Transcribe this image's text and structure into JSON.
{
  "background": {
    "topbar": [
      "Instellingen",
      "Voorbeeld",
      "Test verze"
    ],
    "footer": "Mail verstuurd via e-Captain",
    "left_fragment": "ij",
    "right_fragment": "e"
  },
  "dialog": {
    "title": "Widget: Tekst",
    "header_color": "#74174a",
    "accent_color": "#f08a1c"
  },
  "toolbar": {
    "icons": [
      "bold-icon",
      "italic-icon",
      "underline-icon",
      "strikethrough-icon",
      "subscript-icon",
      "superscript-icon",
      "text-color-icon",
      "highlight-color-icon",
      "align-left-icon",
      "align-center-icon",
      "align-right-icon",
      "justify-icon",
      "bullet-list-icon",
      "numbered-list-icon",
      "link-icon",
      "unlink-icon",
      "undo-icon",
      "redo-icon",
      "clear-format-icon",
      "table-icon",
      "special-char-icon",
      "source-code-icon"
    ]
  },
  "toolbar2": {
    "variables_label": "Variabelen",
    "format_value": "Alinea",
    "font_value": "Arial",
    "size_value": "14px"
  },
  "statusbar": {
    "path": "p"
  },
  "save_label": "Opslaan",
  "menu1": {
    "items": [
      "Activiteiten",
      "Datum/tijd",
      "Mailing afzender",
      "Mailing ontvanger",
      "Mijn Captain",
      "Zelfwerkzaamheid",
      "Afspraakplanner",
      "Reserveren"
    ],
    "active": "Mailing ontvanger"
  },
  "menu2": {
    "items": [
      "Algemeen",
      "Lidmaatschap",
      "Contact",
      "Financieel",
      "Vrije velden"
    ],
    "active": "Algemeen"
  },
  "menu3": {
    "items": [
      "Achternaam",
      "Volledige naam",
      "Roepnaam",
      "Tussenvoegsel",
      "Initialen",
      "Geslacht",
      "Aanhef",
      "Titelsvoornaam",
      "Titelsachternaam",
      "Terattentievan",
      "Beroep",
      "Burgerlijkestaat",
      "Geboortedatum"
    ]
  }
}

• • • • • • •

§ EXERCISE REQUIREMENTS
Find the word "align" in the data and copy out each line where it turns up.

§ RESULT OF THE TASK
      "align-left-icon",
      "align-center-icon",
      "align-right-icon",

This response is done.